● **Stated goal**: Extract each line where the string "date" shows up.

● **Extracted data**:
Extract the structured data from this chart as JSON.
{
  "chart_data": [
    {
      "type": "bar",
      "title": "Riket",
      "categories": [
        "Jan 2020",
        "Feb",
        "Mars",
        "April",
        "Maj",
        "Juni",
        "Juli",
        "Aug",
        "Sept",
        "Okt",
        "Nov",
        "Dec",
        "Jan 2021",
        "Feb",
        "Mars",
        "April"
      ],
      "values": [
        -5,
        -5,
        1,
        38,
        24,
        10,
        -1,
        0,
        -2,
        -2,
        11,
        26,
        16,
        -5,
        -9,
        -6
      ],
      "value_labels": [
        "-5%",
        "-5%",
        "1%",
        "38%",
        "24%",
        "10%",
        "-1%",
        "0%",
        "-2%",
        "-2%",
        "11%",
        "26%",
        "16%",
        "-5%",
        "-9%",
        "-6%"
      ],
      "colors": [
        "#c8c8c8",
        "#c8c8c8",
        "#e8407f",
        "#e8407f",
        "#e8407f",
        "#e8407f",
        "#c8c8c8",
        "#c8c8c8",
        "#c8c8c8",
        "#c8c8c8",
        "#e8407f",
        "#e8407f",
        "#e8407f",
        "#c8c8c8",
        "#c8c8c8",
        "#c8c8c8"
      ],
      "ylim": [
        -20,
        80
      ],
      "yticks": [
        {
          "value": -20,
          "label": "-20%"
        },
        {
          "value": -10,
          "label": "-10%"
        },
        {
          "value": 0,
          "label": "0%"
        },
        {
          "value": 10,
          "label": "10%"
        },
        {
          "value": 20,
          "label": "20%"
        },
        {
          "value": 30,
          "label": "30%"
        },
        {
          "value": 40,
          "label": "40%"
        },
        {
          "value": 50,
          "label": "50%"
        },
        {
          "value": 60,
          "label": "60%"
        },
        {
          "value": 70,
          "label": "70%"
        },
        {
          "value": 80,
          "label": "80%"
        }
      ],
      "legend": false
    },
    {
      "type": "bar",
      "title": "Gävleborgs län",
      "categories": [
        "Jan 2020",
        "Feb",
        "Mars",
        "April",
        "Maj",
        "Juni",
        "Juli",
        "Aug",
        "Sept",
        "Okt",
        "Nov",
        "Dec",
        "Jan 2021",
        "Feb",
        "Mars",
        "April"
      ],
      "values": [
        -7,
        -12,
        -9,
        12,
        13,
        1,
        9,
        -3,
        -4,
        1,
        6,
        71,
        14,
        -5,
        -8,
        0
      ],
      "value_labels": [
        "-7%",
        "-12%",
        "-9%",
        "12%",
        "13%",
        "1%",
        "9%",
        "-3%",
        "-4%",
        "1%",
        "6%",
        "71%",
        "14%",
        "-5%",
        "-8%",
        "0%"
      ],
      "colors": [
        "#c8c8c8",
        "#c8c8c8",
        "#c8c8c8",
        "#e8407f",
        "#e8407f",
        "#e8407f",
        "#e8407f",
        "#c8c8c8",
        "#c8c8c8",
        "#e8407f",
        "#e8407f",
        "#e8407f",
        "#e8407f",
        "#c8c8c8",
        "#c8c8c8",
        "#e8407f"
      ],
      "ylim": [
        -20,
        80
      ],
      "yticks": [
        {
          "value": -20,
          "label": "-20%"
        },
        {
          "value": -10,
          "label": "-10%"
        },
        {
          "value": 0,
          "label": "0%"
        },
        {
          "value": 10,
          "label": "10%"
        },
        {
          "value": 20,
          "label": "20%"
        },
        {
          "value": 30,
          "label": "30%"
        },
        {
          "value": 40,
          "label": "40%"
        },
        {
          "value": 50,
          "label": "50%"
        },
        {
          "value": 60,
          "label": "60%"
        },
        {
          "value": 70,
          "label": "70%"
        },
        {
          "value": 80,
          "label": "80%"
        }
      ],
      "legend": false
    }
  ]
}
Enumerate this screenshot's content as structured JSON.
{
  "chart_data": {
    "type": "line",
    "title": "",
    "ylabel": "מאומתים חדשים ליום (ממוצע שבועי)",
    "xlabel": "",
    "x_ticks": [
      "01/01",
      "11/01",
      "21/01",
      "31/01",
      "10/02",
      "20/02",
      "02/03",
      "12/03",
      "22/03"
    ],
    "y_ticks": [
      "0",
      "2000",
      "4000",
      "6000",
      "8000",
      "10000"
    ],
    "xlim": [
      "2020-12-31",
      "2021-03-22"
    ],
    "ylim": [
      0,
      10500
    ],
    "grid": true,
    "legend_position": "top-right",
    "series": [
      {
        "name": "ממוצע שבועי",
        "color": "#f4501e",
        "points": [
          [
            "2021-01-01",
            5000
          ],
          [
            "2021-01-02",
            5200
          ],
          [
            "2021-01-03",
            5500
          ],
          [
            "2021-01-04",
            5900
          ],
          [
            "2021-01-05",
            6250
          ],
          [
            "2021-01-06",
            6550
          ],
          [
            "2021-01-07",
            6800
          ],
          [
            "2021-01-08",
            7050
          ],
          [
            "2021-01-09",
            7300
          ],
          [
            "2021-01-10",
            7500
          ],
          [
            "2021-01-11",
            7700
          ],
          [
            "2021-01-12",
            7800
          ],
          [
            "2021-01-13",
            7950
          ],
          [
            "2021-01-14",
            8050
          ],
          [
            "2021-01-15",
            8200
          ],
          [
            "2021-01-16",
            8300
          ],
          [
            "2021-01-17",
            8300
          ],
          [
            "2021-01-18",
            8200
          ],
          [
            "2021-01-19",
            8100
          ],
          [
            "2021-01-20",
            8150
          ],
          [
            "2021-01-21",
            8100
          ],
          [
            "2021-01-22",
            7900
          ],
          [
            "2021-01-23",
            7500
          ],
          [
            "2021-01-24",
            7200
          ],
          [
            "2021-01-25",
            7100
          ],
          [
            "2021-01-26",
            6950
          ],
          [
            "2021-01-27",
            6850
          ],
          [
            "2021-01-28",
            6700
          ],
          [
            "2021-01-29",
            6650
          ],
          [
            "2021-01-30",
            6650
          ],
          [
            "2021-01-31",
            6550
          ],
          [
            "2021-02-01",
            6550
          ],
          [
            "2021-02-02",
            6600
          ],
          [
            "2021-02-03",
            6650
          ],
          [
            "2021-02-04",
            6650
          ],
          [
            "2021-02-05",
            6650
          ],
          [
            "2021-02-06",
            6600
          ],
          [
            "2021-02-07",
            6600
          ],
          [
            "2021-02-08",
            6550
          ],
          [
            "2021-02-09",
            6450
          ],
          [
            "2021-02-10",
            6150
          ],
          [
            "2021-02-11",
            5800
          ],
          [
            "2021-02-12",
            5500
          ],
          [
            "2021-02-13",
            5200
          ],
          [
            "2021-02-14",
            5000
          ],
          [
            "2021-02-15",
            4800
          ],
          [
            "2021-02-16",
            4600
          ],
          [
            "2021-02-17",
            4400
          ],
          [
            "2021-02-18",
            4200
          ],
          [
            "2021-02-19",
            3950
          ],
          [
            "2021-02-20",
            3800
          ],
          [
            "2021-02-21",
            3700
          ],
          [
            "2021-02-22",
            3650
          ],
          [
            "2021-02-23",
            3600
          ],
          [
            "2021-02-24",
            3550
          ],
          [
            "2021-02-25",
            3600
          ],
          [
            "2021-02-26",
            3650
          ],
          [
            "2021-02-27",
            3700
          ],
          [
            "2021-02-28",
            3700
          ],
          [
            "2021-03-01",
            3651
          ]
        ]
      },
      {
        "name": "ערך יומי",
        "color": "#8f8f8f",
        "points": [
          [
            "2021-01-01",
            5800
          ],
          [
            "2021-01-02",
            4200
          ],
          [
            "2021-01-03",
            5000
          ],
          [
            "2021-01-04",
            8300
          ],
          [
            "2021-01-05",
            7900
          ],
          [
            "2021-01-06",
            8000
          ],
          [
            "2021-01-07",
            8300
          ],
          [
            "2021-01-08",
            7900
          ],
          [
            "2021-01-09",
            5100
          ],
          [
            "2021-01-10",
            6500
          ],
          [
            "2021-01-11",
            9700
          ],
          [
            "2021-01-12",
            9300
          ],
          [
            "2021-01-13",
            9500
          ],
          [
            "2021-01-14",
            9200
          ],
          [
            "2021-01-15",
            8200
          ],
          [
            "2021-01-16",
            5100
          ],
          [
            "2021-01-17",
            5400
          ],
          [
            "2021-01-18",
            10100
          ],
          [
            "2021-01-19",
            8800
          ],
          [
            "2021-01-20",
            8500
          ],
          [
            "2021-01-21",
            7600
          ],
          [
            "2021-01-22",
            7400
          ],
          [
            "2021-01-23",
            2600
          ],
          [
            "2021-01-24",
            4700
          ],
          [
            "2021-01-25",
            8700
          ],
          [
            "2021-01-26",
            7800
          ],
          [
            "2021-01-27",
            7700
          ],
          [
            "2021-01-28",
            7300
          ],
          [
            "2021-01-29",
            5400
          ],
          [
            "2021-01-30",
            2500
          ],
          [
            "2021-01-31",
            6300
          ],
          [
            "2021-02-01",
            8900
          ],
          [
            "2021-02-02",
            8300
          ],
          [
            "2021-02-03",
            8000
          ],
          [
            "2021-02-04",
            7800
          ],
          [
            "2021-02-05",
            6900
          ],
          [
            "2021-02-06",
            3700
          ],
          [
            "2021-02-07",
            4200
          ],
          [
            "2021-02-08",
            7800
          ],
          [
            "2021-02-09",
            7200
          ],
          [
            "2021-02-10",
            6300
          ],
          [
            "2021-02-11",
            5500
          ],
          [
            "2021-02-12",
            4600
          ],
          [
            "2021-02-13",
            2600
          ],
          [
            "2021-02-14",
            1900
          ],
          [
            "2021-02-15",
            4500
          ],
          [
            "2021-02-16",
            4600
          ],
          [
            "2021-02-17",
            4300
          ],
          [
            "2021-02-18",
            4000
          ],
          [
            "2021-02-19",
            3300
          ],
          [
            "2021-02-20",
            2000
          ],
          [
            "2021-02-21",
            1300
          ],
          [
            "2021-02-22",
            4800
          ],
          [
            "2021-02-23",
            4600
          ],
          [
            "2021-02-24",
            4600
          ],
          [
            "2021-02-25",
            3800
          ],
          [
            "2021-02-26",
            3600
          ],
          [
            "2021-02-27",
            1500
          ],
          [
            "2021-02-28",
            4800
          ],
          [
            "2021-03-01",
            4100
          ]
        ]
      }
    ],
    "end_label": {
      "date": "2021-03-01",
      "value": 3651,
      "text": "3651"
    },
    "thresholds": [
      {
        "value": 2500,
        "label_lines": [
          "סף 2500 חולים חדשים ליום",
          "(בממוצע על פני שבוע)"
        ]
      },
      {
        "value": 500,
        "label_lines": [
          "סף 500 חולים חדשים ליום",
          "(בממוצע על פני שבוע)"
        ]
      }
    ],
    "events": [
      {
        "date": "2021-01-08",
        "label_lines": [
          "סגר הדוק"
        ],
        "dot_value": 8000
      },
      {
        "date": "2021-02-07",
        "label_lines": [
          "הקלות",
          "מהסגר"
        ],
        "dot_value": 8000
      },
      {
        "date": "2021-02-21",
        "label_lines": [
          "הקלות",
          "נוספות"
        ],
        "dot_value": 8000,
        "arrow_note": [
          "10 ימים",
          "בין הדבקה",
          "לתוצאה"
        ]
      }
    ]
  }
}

● **Solution for this exercise**:
      "date": "2021-03-01",
        "date": "2021-01-08",
        "date": "2021-02-07",
        "date": "2021-02-21",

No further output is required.